■ Work to do: Keep the pictures out of the copy and repeat the records exactly.
====== Material for this task ======
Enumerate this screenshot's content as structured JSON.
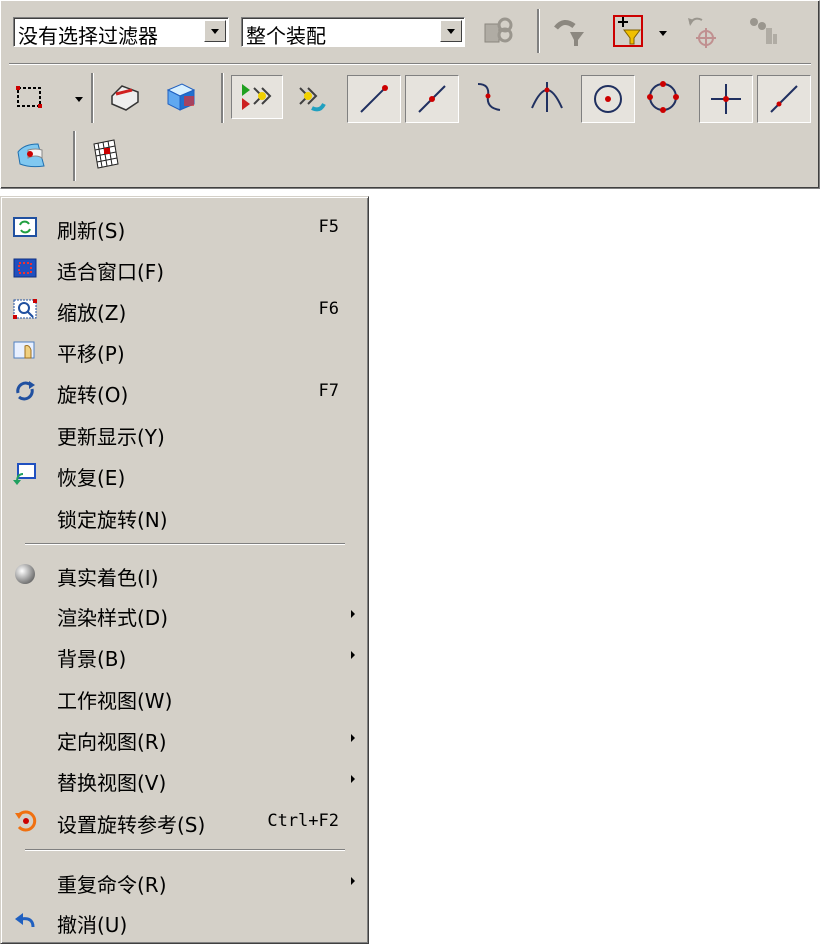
{
  "toolbar": {
    "filter_combo": {
      "value": "没有选择过滤器"
    },
    "scope_combo": {
      "value": "整个装配"
    },
    "row1_icons": [
      "assembly-constraint-icon",
      "undo-filter-icon",
      "select-filter-icon",
      "point-constructor-icon",
      "chain-icon"
    ],
    "row2_icons": [
      "rectangle-select-icon",
      "render-shade-icon",
      "cube-icon",
      "select-all-icon",
      "deselect-icon",
      "line-end-icon",
      "line-mid-icon",
      "curve-icon",
      "intersection-icon",
      "arc-center-icon",
      "quadrant-icon",
      "cross-point-icon",
      "point-on-curve-icon"
    ],
    "row3_icons": [
      "surface-icon",
      "grid-icon"
    ]
  },
  "menu": {
    "items": [
      {
        "label": "刷新(S)",
        "shortcut": "F5",
        "icon": "refresh-icon"
      },
      {
        "label": "适合窗口(F)",
        "shortcut": "",
        "icon": "fit-window-icon"
      },
      {
        "label": "缩放(Z)",
        "shortcut": "F6",
        "icon": "zoom-icon"
      },
      {
        "label": "平移(P)",
        "shortcut": "",
        "icon": "pan-icon"
      },
      {
        "label": "旋转(O)",
        "shortcut": "F7",
        "icon": "rotate-icon"
      },
      {
        "label": "更新显示(Y)",
        "shortcut": "",
        "icon": ""
      },
      {
        "label": "恢复(E)",
        "shortcut": "",
        "icon": "restore-icon"
      },
      {
        "label": "锁定旋转(N)",
        "shortcut": "",
        "icon": ""
      },
      {
        "label": "真实着色(I)",
        "shortcut": "",
        "icon": "true-shading-icon"
      },
      {
        "label": "渲染样式(D)",
        "shortcut": "",
        "icon": "",
        "submenu": true
      },
      {
        "label": "背景(B)",
        "shortcut": "",
        "icon": "",
        "submenu": true
      },
      {
        "label": "工作视图(W)",
        "shortcut": "",
        "icon": ""
      },
      {
        "label": "定向视图(R)",
        "shortcut": "",
        "icon": "",
        "submenu": true
      },
      {
        "label": "替换视图(V)",
        "shortcut": "",
        "icon": "",
        "submenu": true
      },
      {
        "label": "设置旋转参考(S)",
        "shortcut": "Ctrl+F2",
        "icon": "rotate-reference-icon"
      },
      {
        "label": "重复命令(R)",
        "shortcut": "",
        "icon": "",
        "submenu": true
      },
      {
        "label": "撤消(U)",
        "shortcut": "",
        "icon": "undo-icon"
      }
    ]
  }
}
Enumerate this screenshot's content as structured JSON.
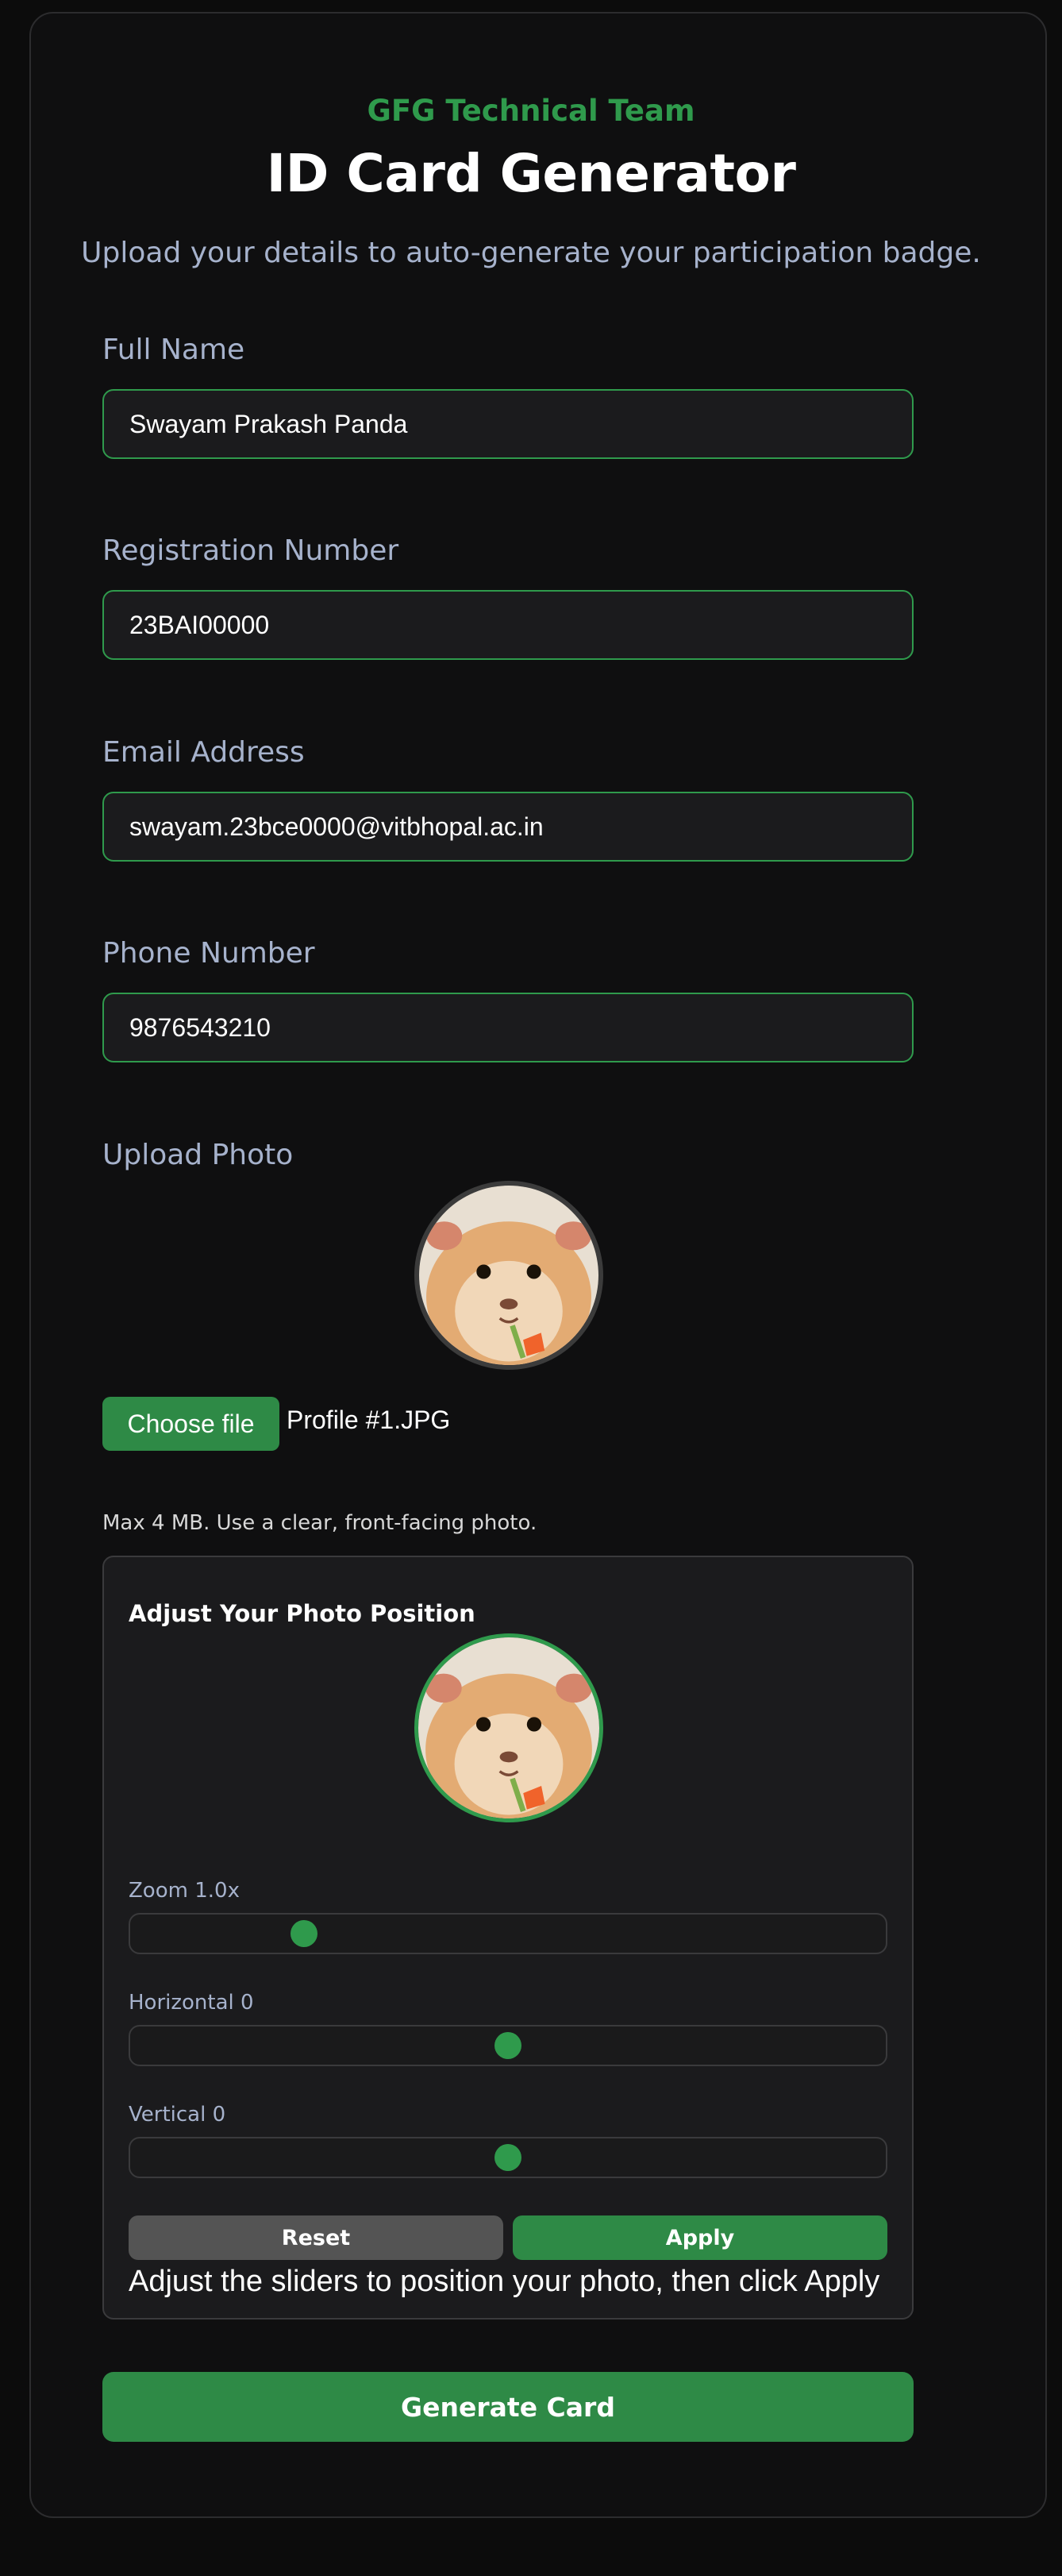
======
■ Result below:
Enumerate this screenshot's content as structured JSON.
{
  "toolbar": {
    "filter_combo": {
      "value": "没有选择过滤器"
    },
    "scope_combo": {
      "value": "整个装配"
    },
    "row1_icons": [
      "assembly-constraint-icon",
      "undo-filter-icon",
      "select-filter-icon",
      "point-constructor-icon",
      "chain-icon"
    ],
    "row2_icons": [
      "rectangle-select-icon",
      "render-shade-icon",
      "cube-icon",
      "select-all-icon",
      "deselect-icon",
      "line-end-icon",
      "line-mid-icon",
      "curve-icon",
      "intersection-icon",
      "arc-center-icon",
      "quadrant-icon",
      "cross-point-icon",
      "point-on-curve-icon"
    ],
    "row3_icons": [
      "surface-icon",
      "grid-icon"
    ]
  },
  "menu": {
    "items": [
      {
        "label": "刷新(S)",
        "shortcut": "F5",
        "icon": "refresh-icon"
      },
      {
        "label": "适合窗口(F)",
        "shortcut": "",
        "icon": "fit-window-icon"
      },
      {
        "label": "缩放(Z)",
        "shortcut": "F6",
        "icon": "zoom-icon"
      },
      {
        "label": "平移(P)",
        "shortcut": "",
        "icon": "pan-icon"
      },
      {
        "label": "旋转(O)",
        "shortcut": "F7",
        "icon": "rotate-icon"
      },
      {
        "label": "更新显示(Y)",
        "shortcut": "",
        "icon": ""
      },
      {
        "label": "恢复(E)",
        "shortcut": "",
        "icon": "restore-icon"
      },
      {
        "label": "锁定旋转(N)",
        "shortcut": "",
        "icon": ""
      },
      {
        "label": "真实着色(I)",
        "shortcut": "",
        "icon": "true-shading-icon"
      },
      {
        "label": "渲染样式(D)",
        "shortcut": "",
        "icon": "",
        "submenu": true
      },
      {
        "label": "背景(B)",
        "shortcut": "",
        "icon": "",
        "submenu": true
      },
      {
        "label": "工作视图(W)",
        "shortcut": "",
        "icon": ""
      },
      {
        "label": "定向视图(R)",
        "shortcut": "",
        "icon": "",
        "submenu": true
      },
      {
        "label": "替换视图(V)",
        "shortcut": "",
        "icon": "",
        "submenu": true
      },
      {
        "label": "设置旋转参考(S)",
        "shortcut": "Ctrl+F2",
        "icon": "rotate-reference-icon"
      },
      {
        "label": "重复命令(R)",
        "shortcut": "",
        "icon": "",
        "submenu": true
      },
      {
        "label": "撤消(U)",
        "shortcut": "",
        "icon": "undo-icon"
      }
    ]
  }
}
Enumerate this screenshot's content as structured JSON.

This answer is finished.